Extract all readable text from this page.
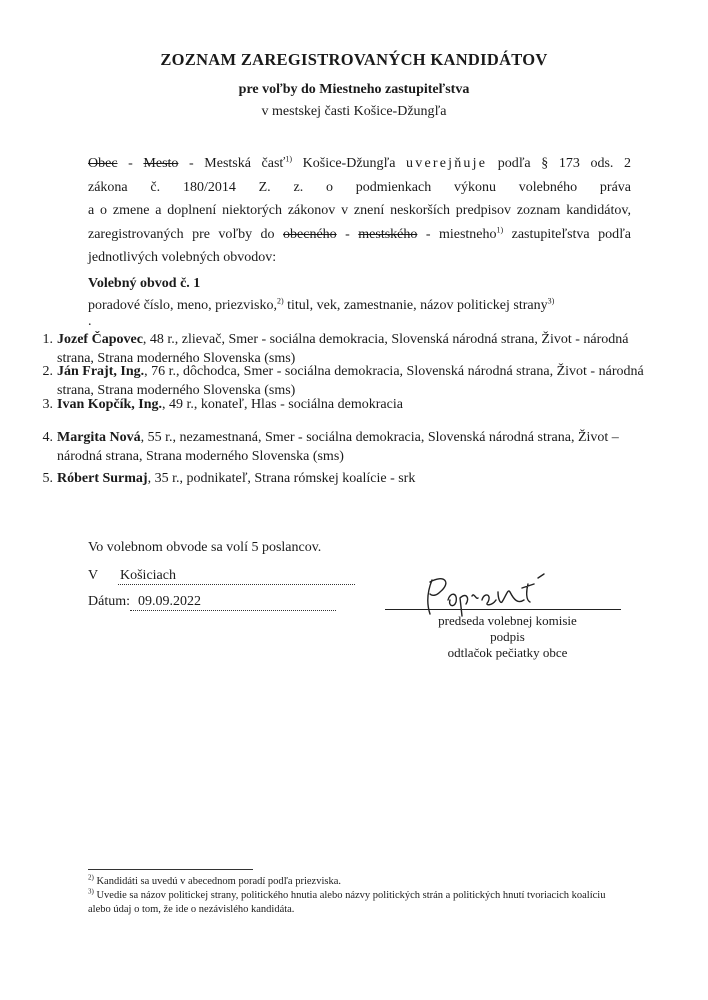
ZOZNAM ZAREGISTROVANÝCH KANDIDÁTOV
pre voľby do Miestneho zastupiteľstva
v mestskej časti Košice-Džungľa
Obec - Mesto - Mestská časť$^{1)}$ Košice-Džungľa uverejňuje podľa § 173 ods. 2
zákona č. 180/2014 Z. z. o podmienkach výkonu volebného práva
a o zmene a doplnení niektorých zákonov v znení neskorších predpisov zoznam kandidátov,
zaregistrovaných pre voľby do obecného - mestského - miestneho$^{1)}$ zastupiteľstva podľa
jednotlivých volebných obvodov:
Volebný obvod č. 1
poradové číslo, meno, priezvisko,$^{2)}$ titul, vek, zamestnanie, názov politickej strany$^{3)}$
.
1. Jozef Čapovec, 48 r., zlievač, Smer - sociálna demokracia, Slovenská národná strana, Život - národná
strana, Strana moderného Slovenska (sms)
2. Ján Frajt, Ing., 76 r., dôchodca, Smer - sociálna demokracia, Slovenská národná strana, Život - národná
strana, Strana moderného Slovenska (sms)
3. Ivan Kopčík, Ing., 49 r., konateľ, Hlas - sociálna demokracia
4. Margita Nová, 55 r., nezamestnaná, Smer - sociálna demokracia, Slovenská národná strana, Život –
národná strana, Strana moderného Slovenska (sms)
5. Róbert Surmaj, 35 r., podnikateľ, Strana rómskej koalície - srk
Vo volebnom obvode sa volí 5 poslancov.
V Košiciach
Dátum: 09.09.2022
predseda volebnej komisie
podpis
odtlačok pečiatky obce
$^{2)}$ Kandidáti sa uvedú v abecednom poradí podľa priezviska.
$^{3)}$ Uvedie sa názov politickej strany, politického hnutia alebo názvy politických strán a politických hnutí tvoriacich koalíciu
alebo údaj o tom, že ide o nezávislého kandidáta.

--

--- AIM ---
Only lines with the word "alebo" should be collected from the material.

--- EXERCISE RESULT ---
$^{3)}$ Uvedie sa názov politickej strany, politického hnutia alebo názvy politických strán a politických hnutí tvoriacich koalíciu
alebo údaj o tom, že ide o nezávislého kandidáta.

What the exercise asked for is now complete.